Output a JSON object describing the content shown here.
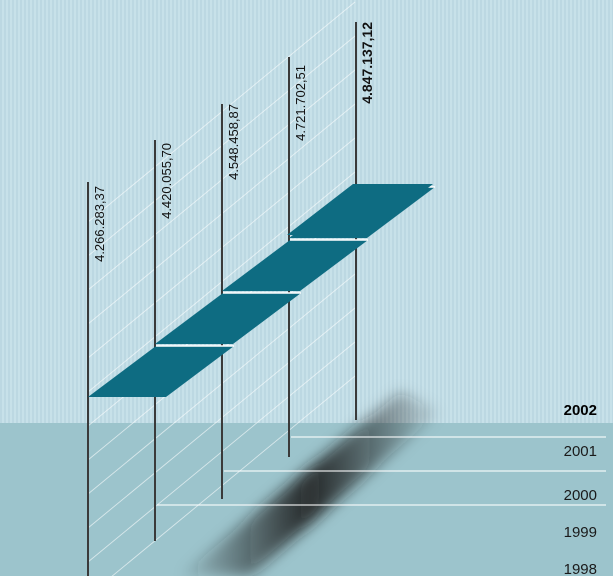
{
  "chart_data": {
    "type": "bar",
    "categories": [
      "1998",
      "1999",
      "2000",
      "2001",
      "2002"
    ],
    "values": [
      4266283.37,
      4420055.7,
      4548458.87,
      4721702.51,
      4847137.12
    ],
    "value_labels": [
      "4.266.283,37",
      "4.420.055,70",
      "4.548.458,87",
      "4.721.702,51",
      "4.847.137,12"
    ],
    "highlight": "2002",
    "colors": {
      "step": "#0e6c82",
      "background_top": "#c7e1e9",
      "background_bottom": "#9cc4cc",
      "stripes": "#b3d2dc",
      "shadow": "#202020"
    }
  }
}
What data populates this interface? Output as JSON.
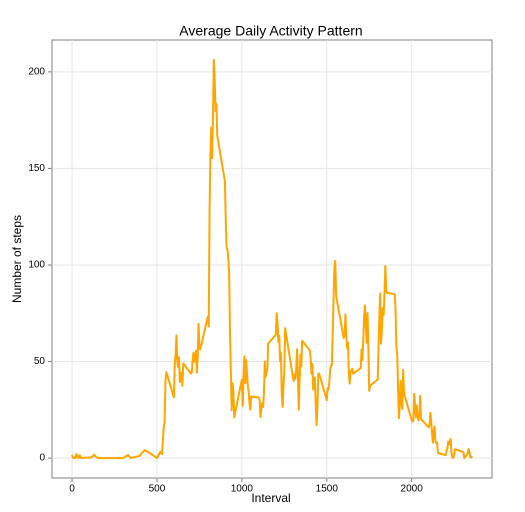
{
  "chart_data": {
    "type": "line",
    "title": "Average Daily Activity Pattern",
    "x_label": "Interval",
    "y_label": "Number of steps",
    "x": [
      0,
      5,
      10,
      15,
      20,
      25,
      30,
      35,
      40,
      45,
      50,
      55,
      100,
      110,
      125,
      130,
      145,
      155,
      200,
      230,
      300,
      330,
      345,
      400,
      410,
      430,
      440,
      450,
      500,
      520,
      530,
      540,
      545,
      550,
      555,
      600,
      605,
      610,
      615,
      620,
      625,
      630,
      635,
      640,
      645,
      650,
      655,
      700,
      705,
      710,
      715,
      720,
      725,
      730,
      735,
      740,
      745,
      750,
      755,
      800,
      805,
      810,
      815,
      820,
      825,
      830,
      835,
      840,
      845,
      850,
      855,
      900,
      905,
      910,
      915,
      920,
      925,
      930,
      935,
      940,
      945,
      950,
      955,
      1000,
      1005,
      1010,
      1015,
      1020,
      1025,
      1030,
      1035,
      1040,
      1045,
      1050,
      1055,
      1100,
      1105,
      1110,
      1115,
      1120,
      1125,
      1130,
      1135,
      1140,
      1145,
      1150,
      1155,
      1200,
      1205,
      1210,
      1215,
      1220,
      1225,
      1230,
      1235,
      1240,
      1245,
      1250,
      1255,
      1300,
      1305,
      1310,
      1315,
      1320,
      1325,
      1330,
      1335,
      1340,
      1345,
      1350,
      1355,
      1400,
      1405,
      1410,
      1415,
      1420,
      1425,
      1430,
      1435,
      1440,
      1445,
      1450,
      1455,
      1500,
      1505,
      1510,
      1515,
      1520,
      1525,
      1530,
      1535,
      1540,
      1545,
      1550,
      1555,
      1600,
      1605,
      1610,
      1615,
      1620,
      1625,
      1630,
      1635,
      1640,
      1645,
      1650,
      1655,
      1700,
      1705,
      1710,
      1715,
      1720,
      1725,
      1730,
      1735,
      1740,
      1745,
      1750,
      1755,
      1800,
      1805,
      1810,
      1815,
      1820,
      1825,
      1830,
      1835,
      1840,
      1845,
      1850,
      1855,
      1900,
      1905,
      1910,
      1915,
      1920,
      1925,
      1930,
      1935,
      1940,
      1945,
      1950,
      1955,
      2000,
      2005,
      2010,
      2015,
      2020,
      2025,
      2030,
      2035,
      2040,
      2045,
      2050,
      2055,
      2100,
      2105,
      2110,
      2115,
      2120,
      2125,
      2130,
      2135,
      2140,
      2145,
      2150,
      2155,
      2200,
      2205,
      2210,
      2215,
      2220,
      2225,
      2230,
      2235,
      2240,
      2245,
      2250,
      2255,
      2300,
      2305,
      2310,
      2315,
      2320,
      2325,
      2330,
      2335,
      2340,
      2345,
      2350,
      2355
    ],
    "series": [
      {
        "color": "#FFA500",
        "values": [
          1.7,
          0.3,
          0.1,
          0.2,
          0.1,
          2.1,
          0.5,
          0.9,
          0,
          1.5,
          0.3,
          0.1,
          0.3,
          0.2,
          1.1,
          1.8,
          0.4,
          0,
          0,
          0,
          0,
          1.6,
          0.1,
          1.2,
          2.6,
          4.1,
          3.5,
          3.1,
          0,
          3.3,
          2.1,
          16,
          18.3,
          39.5,
          44.5,
          31.5,
          49.3,
          53.8,
          63.5,
          50,
          47.1,
          52.2,
          39.3,
          44.1,
          44.2,
          37.4,
          49,
          43.8,
          44.4,
          50.5,
          54.5,
          49.9,
          50.9,
          55.7,
          44.3,
          52.3,
          69.5,
          57.8,
          56.2,
          73.4,
          68.2,
          129.4,
          157.5,
          171.2,
          155.4,
          177.3,
          206.2,
          195.9,
          179.6,
          183.4,
          167,
          143.5,
          124,
          109.1,
          108.1,
          103.7,
          95.9,
          66.2,
          45.2,
          24.8,
          38.8,
          35,
          21.1,
          40.6,
          27,
          42.4,
          52.7,
          38.9,
          50.8,
          44.3,
          37.4,
          34.7,
          28.3,
          25.1,
          31.9,
          31.4,
          29.7,
          21.3,
          25.5,
          28.4,
          26.5,
          33.4,
          50,
          42,
          44.6,
          46,
          59.3,
          63.9,
          75,
          70,
          60,
          63.4,
          50.2,
          54.5,
          32.4,
          26.5,
          37.7,
          45.1,
          67.3,
          42.3,
          39.9,
          43.3,
          41,
          46.2,
          56.4,
          42.8,
          25.1,
          40,
          53.5,
          47.3,
          60.8,
          55.8,
          52,
          43.6,
          48.7,
          35.5,
          37.5,
          41.8,
          27.5,
          17.1,
          26.1,
          43.6,
          43.8,
          30,
          36.1,
          35.5,
          38.8,
          46,
          47.8,
          48.1,
          65.3,
          82.9,
          98.7,
          102.1,
          84,
          62.1,
          64.1,
          74.5,
          63.2,
          56.9,
          59.8,
          43.9,
          38.6,
          44.7,
          45.5,
          46.2,
          43.7,
          46.6,
          56.3,
          50.7,
          61.2,
          73.4,
          79,
          68.9,
          59.7,
          75.1,
          56.5,
          34.8,
          37.5,
          40.7,
          58,
          74.7,
          85.3,
          59.3,
          67.8,
          77.7,
          74.2,
          85.3,
          99.5,
          86.6,
          85.6,
          84.9,
          77.8,
          58,
          53.4,
          36.3,
          20.7,
          27.4,
          40,
          30.2,
          25.5,
          45.7,
          33.5,
          19.6,
          19,
          19.3,
          33.3,
          26.8,
          21.2,
          27.3,
          21.3,
          19.5,
          21.3,
          32.3,
          20.2,
          15.9,
          17.2,
          23.5,
          19.2,
          12.5,
          8,
          14.7,
          16.3,
          8.7,
          7.8,
          8.1,
          2.6,
          1.5,
          3.7,
          4.8,
          8.5,
          7.1,
          8.7,
          9.8,
          2.2,
          0.3,
          0.1,
          1.6,
          4.6,
          3.3,
          2.8,
          0,
          0.8,
          1,
          1.6,
          2.6,
          4.7,
          3.3,
          0.6,
          0.2,
          1.1
        ]
      }
    ],
    "xlim": [
      -118,
      2473
    ],
    "xticks": [
      0,
      500,
      1000,
      1500,
      2000
    ],
    "ylim": [
      -10.3,
      216.5
    ],
    "yticks": [
      0,
      50,
      100,
      150,
      200
    ],
    "grid": true
  }
}
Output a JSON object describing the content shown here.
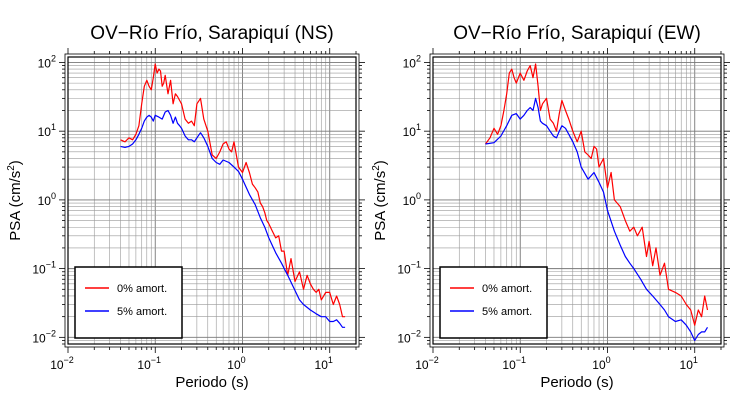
{
  "chart_data": [
    {
      "type": "line",
      "title": "OV−Río Frío, Sarapiquí (NS)",
      "xlabel": "Periodo (s)",
      "ylabel_prefix": "PSA (cm/s",
      "ylabel_sup": "2",
      "ylabel_suffix": ")",
      "xscale": "log",
      "yscale": "log",
      "xlim": [
        0.01,
        20
      ],
      "ylim": [
        0.008,
        120
      ],
      "grid": true,
      "legend_position": "bottom-left",
      "x_ticks": [
        {
          "base": "10",
          "exp": "−2"
        },
        {
          "base": "10",
          "exp": "−1"
        },
        {
          "base": "10",
          "exp": "0"
        },
        {
          "base": "10",
          "exp": "1"
        }
      ],
      "y_ticks": [
        {
          "base": "10",
          "exp": "−2"
        },
        {
          "base": "10",
          "exp": "−1"
        },
        {
          "base": "10",
          "exp": "0"
        },
        {
          "base": "10",
          "exp": "1"
        },
        {
          "base": "10",
          "exp": "2"
        }
      ],
      "series": [
        {
          "name": "0% amort.",
          "color": "#ff0000",
          "x": [
            0.04,
            0.045,
            0.05,
            0.055,
            0.06,
            0.065,
            0.07,
            0.075,
            0.08,
            0.085,
            0.09,
            0.095,
            0.1,
            0.105,
            0.11,
            0.115,
            0.12,
            0.125,
            0.13,
            0.14,
            0.15,
            0.16,
            0.17,
            0.18,
            0.19,
            0.2,
            0.22,
            0.24,
            0.26,
            0.28,
            0.3,
            0.33,
            0.36,
            0.4,
            0.45,
            0.5,
            0.55,
            0.6,
            0.65,
            0.7,
            0.75,
            0.8,
            0.9,
            1.0,
            1.1,
            1.2,
            1.3,
            1.4,
            1.5,
            1.6,
            1.7,
            1.8,
            1.9,
            2.0,
            2.2,
            2.4,
            2.6,
            2.8,
            3.0,
            3.3,
            3.6,
            4.0,
            4.5,
            5.0,
            5.5,
            6.0,
            6.5,
            7.0,
            7.5,
            8.0,
            9.0,
            10,
            11,
            12,
            13,
            14,
            15
          ],
          "values": [
            7.5,
            7.0,
            8.0,
            7.5,
            9.0,
            12,
            25,
            45,
            55,
            45,
            40,
            60,
            95,
            70,
            80,
            75,
            45,
            50,
            65,
            35,
            55,
            25,
            35,
            32,
            28,
            25,
            15,
            13,
            14,
            12,
            25,
            30,
            15,
            10,
            4.5,
            4.0,
            5.0,
            6.5,
            7.0,
            5.5,
            5.0,
            7.0,
            3.0,
            2.5,
            3.5,
            2.5,
            1.7,
            1.5,
            1.3,
            0.9,
            0.8,
            0.65,
            0.5,
            0.45,
            0.35,
            0.28,
            0.3,
            0.18,
            0.18,
            0.08,
            0.14,
            0.065,
            0.09,
            0.05,
            0.08,
            0.06,
            0.05,
            0.045,
            0.05,
            0.035,
            0.045,
            0.045,
            0.03,
            0.04,
            0.03,
            0.02,
            0.02
          ]
        },
        {
          "name": "5% amort.",
          "color": "#0000ff",
          "x": [
            0.04,
            0.045,
            0.05,
            0.055,
            0.06,
            0.065,
            0.07,
            0.075,
            0.08,
            0.085,
            0.09,
            0.095,
            0.1,
            0.11,
            0.12,
            0.13,
            0.14,
            0.15,
            0.16,
            0.17,
            0.18,
            0.19,
            0.2,
            0.22,
            0.24,
            0.26,
            0.28,
            0.3,
            0.33,
            0.36,
            0.4,
            0.45,
            0.5,
            0.55,
            0.6,
            0.7,
            0.8,
            0.9,
            1.0,
            1.2,
            1.4,
            1.6,
            1.8,
            2.0,
            2.4,
            2.8,
            3.3,
            4.0,
            4.5,
            5.0,
            6.0,
            7.0,
            8.0,
            9.0,
            10,
            11,
            12,
            13,
            14,
            15
          ],
          "values": [
            6.0,
            5.8,
            6.0,
            6.5,
            7.5,
            9.0,
            11,
            14,
            16,
            17,
            16,
            14,
            17,
            16,
            15,
            19,
            20,
            17,
            13,
            16,
            13,
            12,
            11,
            8.5,
            7.5,
            7.5,
            7.0,
            8.0,
            9.5,
            8.0,
            6.0,
            4.0,
            3.5,
            3.3,
            3.8,
            3.5,
            3.0,
            2.6,
            2.0,
            1.2,
            0.85,
            0.55,
            0.4,
            0.28,
            0.17,
            0.12,
            0.08,
            0.048,
            0.035,
            0.03,
            0.025,
            0.022,
            0.02,
            0.02,
            0.017,
            0.017,
            0.018,
            0.016,
            0.014,
            0.014
          ]
        }
      ]
    },
    {
      "type": "line",
      "title": "OV−Río Frío, Sarapiquí (EW)",
      "xlabel": "Periodo (s)",
      "ylabel_prefix": "PSA (cm/s",
      "ylabel_sup": "2",
      "ylabel_suffix": ")",
      "xscale": "log",
      "yscale": "log",
      "xlim": [
        0.01,
        20
      ],
      "ylim": [
        0.008,
        120
      ],
      "grid": true,
      "legend_position": "bottom-left",
      "x_ticks": [
        {
          "base": "10",
          "exp": "−2"
        },
        {
          "base": "10",
          "exp": "−1"
        },
        {
          "base": "10",
          "exp": "0"
        },
        {
          "base": "10",
          "exp": "1"
        }
      ],
      "y_ticks": [
        {
          "base": "10",
          "exp": "−2"
        },
        {
          "base": "10",
          "exp": "−1"
        },
        {
          "base": "10",
          "exp": "0"
        },
        {
          "base": "10",
          "exp": "1"
        },
        {
          "base": "10",
          "exp": "2"
        }
      ],
      "series": [
        {
          "name": "0% amort.",
          "color": "#ff0000",
          "x": [
            0.04,
            0.045,
            0.05,
            0.055,
            0.06,
            0.065,
            0.07,
            0.075,
            0.08,
            0.085,
            0.09,
            0.1,
            0.11,
            0.12,
            0.13,
            0.14,
            0.15,
            0.16,
            0.17,
            0.18,
            0.2,
            0.22,
            0.24,
            0.26,
            0.28,
            0.3,
            0.33,
            0.36,
            0.4,
            0.45,
            0.5,
            0.55,
            0.6,
            0.65,
            0.7,
            0.75,
            0.8,
            0.9,
            1.0,
            1.1,
            1.2,
            1.4,
            1.6,
            1.8,
            2.0,
            2.2,
            2.5,
            2.8,
            3.0,
            3.3,
            3.6,
            4.0,
            4.5,
            5.0,
            6.0,
            7.0,
            8.0,
            9.0,
            10,
            11,
            12,
            13,
            14
          ],
          "values": [
            6.5,
            8.0,
            11,
            9.0,
            12,
            20,
            35,
            70,
            80,
            60,
            50,
            70,
            55,
            75,
            90,
            60,
            95,
            45,
            20,
            25,
            30,
            15,
            13,
            10,
            18,
            28,
            20,
            15,
            10,
            7.0,
            10,
            5.0,
            4.5,
            4.0,
            6.0,
            5.5,
            3.0,
            4.0,
            1.5,
            2.5,
            1.0,
            0.8,
            0.5,
            0.35,
            0.4,
            0.3,
            0.4,
            0.15,
            0.25,
            0.11,
            0.2,
            0.08,
            0.12,
            0.05,
            0.045,
            0.04,
            0.03,
            0.025,
            0.015,
            0.025,
            0.02,
            0.04,
            0.025
          ]
        },
        {
          "name": "5% amort.",
          "color": "#0000ff",
          "x": [
            0.04,
            0.05,
            0.06,
            0.07,
            0.08,
            0.09,
            0.1,
            0.11,
            0.12,
            0.13,
            0.14,
            0.15,
            0.16,
            0.17,
            0.18,
            0.2,
            0.22,
            0.24,
            0.26,
            0.28,
            0.3,
            0.33,
            0.36,
            0.4,
            0.45,
            0.5,
            0.6,
            0.7,
            0.8,
            0.9,
            1.0,
            1.2,
            1.4,
            1.6,
            1.8,
            2.0,
            2.4,
            2.8,
            3.3,
            4.0,
            4.5,
            5.0,
            6.0,
            7.0,
            8.0,
            9.0,
            10,
            11,
            12,
            13,
            14
          ],
          "values": [
            6.5,
            6.8,
            8.5,
            12,
            17,
            18,
            15,
            17,
            20,
            22,
            20,
            30,
            22,
            14,
            13,
            12,
            10,
            8.5,
            8.0,
            10,
            12,
            11,
            9.0,
            7.0,
            5.0,
            3.0,
            2.0,
            2.5,
            1.8,
            1.3,
            0.7,
            0.35,
            0.22,
            0.15,
            0.12,
            0.1,
            0.07,
            0.05,
            0.04,
            0.03,
            0.025,
            0.02,
            0.017,
            0.018,
            0.015,
            0.012,
            0.009,
            0.011,
            0.012,
            0.012,
            0.014
          ]
        }
      ]
    }
  ]
}
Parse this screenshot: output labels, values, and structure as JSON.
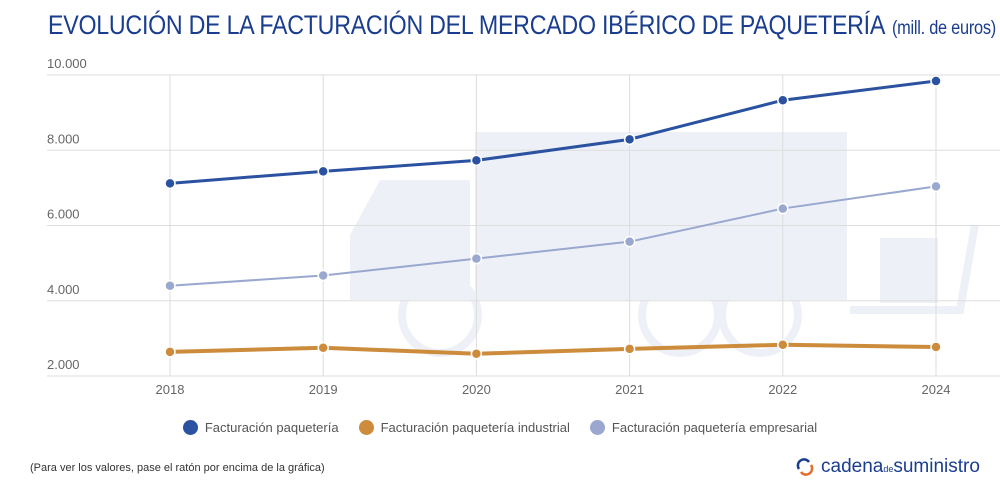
{
  "title": "EVOLUCIÓN DE LA FACTURACIÓN DEL MERCADO IBÉRICO DE PAQUETERÍA",
  "title_unit": "(mill. de euros)",
  "note": "(Para ver los valores, pase el ratón por encima de la gráfica)",
  "logo": {
    "part1": "cadena",
    "part2": "de",
    "part3": "suministro"
  },
  "chart_data": {
    "type": "line",
    "categories": [
      "2018",
      "2019",
      "2020",
      "2021",
      "2022",
      "2024"
    ],
    "ylim": [
      2000,
      10000
    ],
    "yticks": [
      2000,
      4000,
      6000,
      8000,
      10000
    ],
    "ytick_labels": [
      "2.000",
      "4.000",
      "6.000",
      "8.000",
      "10.000"
    ],
    "grid": true,
    "legend_placement": "bottom",
    "series": [
      {
        "name": "Facturación paquetería",
        "color": "#2a52a0",
        "values": [
          7120,
          7440,
          7730,
          8290,
          9330,
          9840
        ]
      },
      {
        "name": "Facturación paquetería industrial",
        "color": "#cc8c3c",
        "values": [
          2640,
          2750,
          2590,
          2720,
          2830,
          2770
        ]
      },
      {
        "name": "Facturación paquetería empresarial",
        "color": "#9aa8d0",
        "values": [
          4400,
          4670,
          5120,
          5570,
          6450,
          7040
        ]
      }
    ]
  }
}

▶ **THE EXERCISE**
Which lines contain the word "grid"? Copy each one.

▶ **RESULT**
    "grid": true
      "grid": true,
      "grid": true,
    "grid": true,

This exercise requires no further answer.